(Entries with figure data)

————————

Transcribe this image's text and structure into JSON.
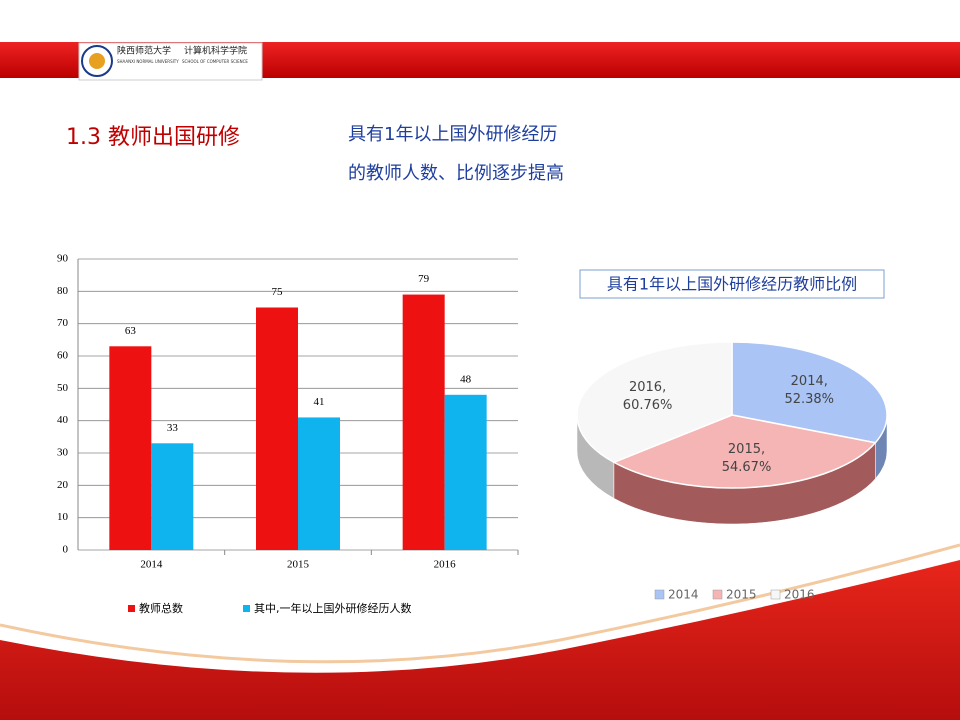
{
  "header": {
    "university": "陕西师范大学",
    "school": "计算机科学学院",
    "university_en": "SHAANXI NORMAL UNIVERSITY",
    "school_en": "SCHOOL OF COMPUTER SCIENCE"
  },
  "title": "1.3 教师出国研修",
  "subtitle": [
    "具有1年以上国外研修经历",
    "的教师人数、比例逐步提高"
  ],
  "chart_data": [
    {
      "type": "bar",
      "categories": [
        "2014",
        "2015",
        "2016"
      ],
      "series": [
        {
          "name": "教师总数",
          "color": "#ee1111",
          "values": [
            63,
            75,
            79
          ]
        },
        {
          "name": "其中,一年以上国外研修经历人数",
          "color": "#0fb4ef",
          "values": [
            33,
            41,
            48
          ]
        }
      ],
      "ylim": [
        0,
        90
      ],
      "yticks": [
        0,
        10,
        20,
        30,
        40,
        50,
        60,
        70,
        80,
        90
      ],
      "grid": true,
      "legend": "bottom"
    },
    {
      "type": "pie",
      "title": "具有1年以上国外研修经历教师比例",
      "categories": [
        "2014",
        "2015",
        "2016"
      ],
      "values": [
        52.38,
        54.67,
        60.76
      ],
      "slice_labels": [
        "2014,",
        "2015,",
        "2016,"
      ],
      "value_labels": [
        "52.38%",
        "54.67%",
        "60.76%"
      ],
      "colors": [
        "#a9c4f5",
        "#f5b5b5",
        "#f7f7f7"
      ],
      "legend": "bottom"
    }
  ]
}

————————

The material above must be printed exactly, with its pictures left out.

• _Response to the task_
Transcribe this image's text and structure into JSON.
{
  "header": {
    "university": "陕西师范大学",
    "school": "计算机科学学院",
    "university_en": "SHAANXI NORMAL UNIVERSITY",
    "school_en": "SCHOOL OF COMPUTER SCIENCE"
  },
  "title": "1.3 教师出国研修",
  "subtitle": [
    "具有1年以上国外研修经历",
    "的教师人数、比例逐步提高"
  ],
  "chart_data": [
    {
      "type": "bar",
      "categories": [
        "2014",
        "2015",
        "2016"
      ],
      "series": [
        {
          "name": "教师总数",
          "color": "#ee1111",
          "values": [
            63,
            75,
            79
          ]
        },
        {
          "name": "其中,一年以上国外研修经历人数",
          "color": "#0fb4ef",
          "values": [
            33,
            41,
            48
          ]
        }
      ],
      "ylim": [
        0,
        90
      ],
      "yticks": [
        0,
        10,
        20,
        30,
        40,
        50,
        60,
        70,
        80,
        90
      ],
      "grid": true,
      "legend": "bottom"
    },
    {
      "type": "pie",
      "title": "具有1年以上国外研修经历教师比例",
      "categories": [
        "2014",
        "2015",
        "2016"
      ],
      "values": [
        52.38,
        54.67,
        60.76
      ],
      "slice_labels": [
        "2014,",
        "2015,",
        "2016,"
      ],
      "value_labels": [
        "52.38%",
        "54.67%",
        "60.76%"
      ],
      "colors": [
        "#a9c4f5",
        "#f5b5b5",
        "#f7f7f7"
      ],
      "legend": "bottom"
    }
  ]
}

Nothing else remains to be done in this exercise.